What you will do: Output every line of the data exactly as it appears.

The records:

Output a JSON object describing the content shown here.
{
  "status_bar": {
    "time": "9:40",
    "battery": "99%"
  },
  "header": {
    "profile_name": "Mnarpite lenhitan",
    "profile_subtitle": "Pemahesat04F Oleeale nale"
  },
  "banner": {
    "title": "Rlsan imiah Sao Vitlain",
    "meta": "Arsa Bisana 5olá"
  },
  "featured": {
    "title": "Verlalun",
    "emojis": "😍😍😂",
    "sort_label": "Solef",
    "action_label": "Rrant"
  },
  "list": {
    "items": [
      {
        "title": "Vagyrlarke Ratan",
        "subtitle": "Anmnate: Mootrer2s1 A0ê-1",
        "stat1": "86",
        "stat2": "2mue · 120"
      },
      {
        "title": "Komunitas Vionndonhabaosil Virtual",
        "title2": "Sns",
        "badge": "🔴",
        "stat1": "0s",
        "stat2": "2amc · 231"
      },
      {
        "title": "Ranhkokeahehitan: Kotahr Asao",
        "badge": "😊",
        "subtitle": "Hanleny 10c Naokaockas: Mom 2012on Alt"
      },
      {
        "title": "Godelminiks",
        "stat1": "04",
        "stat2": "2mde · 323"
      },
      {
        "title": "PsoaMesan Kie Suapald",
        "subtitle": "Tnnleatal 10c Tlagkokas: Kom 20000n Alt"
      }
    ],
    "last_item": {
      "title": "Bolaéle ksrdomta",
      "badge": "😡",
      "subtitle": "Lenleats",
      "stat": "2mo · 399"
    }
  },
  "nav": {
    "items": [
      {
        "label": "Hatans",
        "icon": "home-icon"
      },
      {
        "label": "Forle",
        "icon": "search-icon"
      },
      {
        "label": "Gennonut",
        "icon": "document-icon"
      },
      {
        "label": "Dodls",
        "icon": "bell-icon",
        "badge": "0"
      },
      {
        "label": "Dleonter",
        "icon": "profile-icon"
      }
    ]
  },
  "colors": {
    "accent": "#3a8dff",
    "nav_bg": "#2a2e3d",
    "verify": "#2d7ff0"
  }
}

Answer to the problem:
Output a JSON object describing the content shown here.
{
  "status_bar": {
    "time": "9:40",
    "battery": "99%"
  },
  "header": {
    "profile_name": "Mnarpite lenhitan",
    "profile_subtitle": "Pemahesat04F Oleeale nale"
  },
  "banner": {
    "title": "Rlsan imiah Sao Vitlain",
    "meta": "Arsa Bisana 5olá"
  },
  "featured": {
    "title": "Verlalun",
    "emojis": "😍😍😂",
    "sort_label": "Solef",
    "action_label": "Rrant"
  },
  "list": {
    "items": [
      {
        "title": "Vagyrlarke Ratan",
        "subtitle": "Anmnate: Mootrer2s1 A0ê-1",
        "stat1": "86",
        "stat2": "2mue · 120"
      },
      {
        "title": "Komunitas Vionndonhabaosil Virtual",
        "title2": "Sns",
        "badge": "🔴",
        "stat1": "0s",
        "stat2": "2amc · 231"
      },
      {
        "title": "Ranhkokeahehitan: Kotahr Asao",
        "badge": "😊",
        "subtitle": "Hanleny 10c Naokaockas: Mom 2012on Alt"
      },
      {
        "title": "Godelminiks",
        "stat1": "04",
        "stat2": "2mde · 323"
      },
      {
        "title": "PsoaMesan Kie Suapald",
        "subtitle": "Tnnleatal 10c Tlagkokas: Kom 20000n Alt"
      }
    ],
    "last_item": {
      "title": "Bolaéle ksrdomta",
      "badge": "😡",
      "subtitle": "Lenleats",
      "stat": "2mo · 399"
    }
  },
  "nav": {
    "items": [
      {
        "label": "Hatans",
        "icon": "home-icon"
      },
      {
        "label": "Forle",
        "icon": "search-icon"
      },
      {
        "label": "Gennonut",
        "icon": "document-icon"
      },
      {
        "label": "Dodls",
        "icon": "bell-icon",
        "badge": "0"
      },
      {
        "label": "Dleonter",
        "icon": "profile-icon"
      }
    ]
  },
  "colors": {
    "accent": "#3a8dff",
    "nav_bg": "#2a2e3d",
    "verify": "#2d7ff0"
  }
}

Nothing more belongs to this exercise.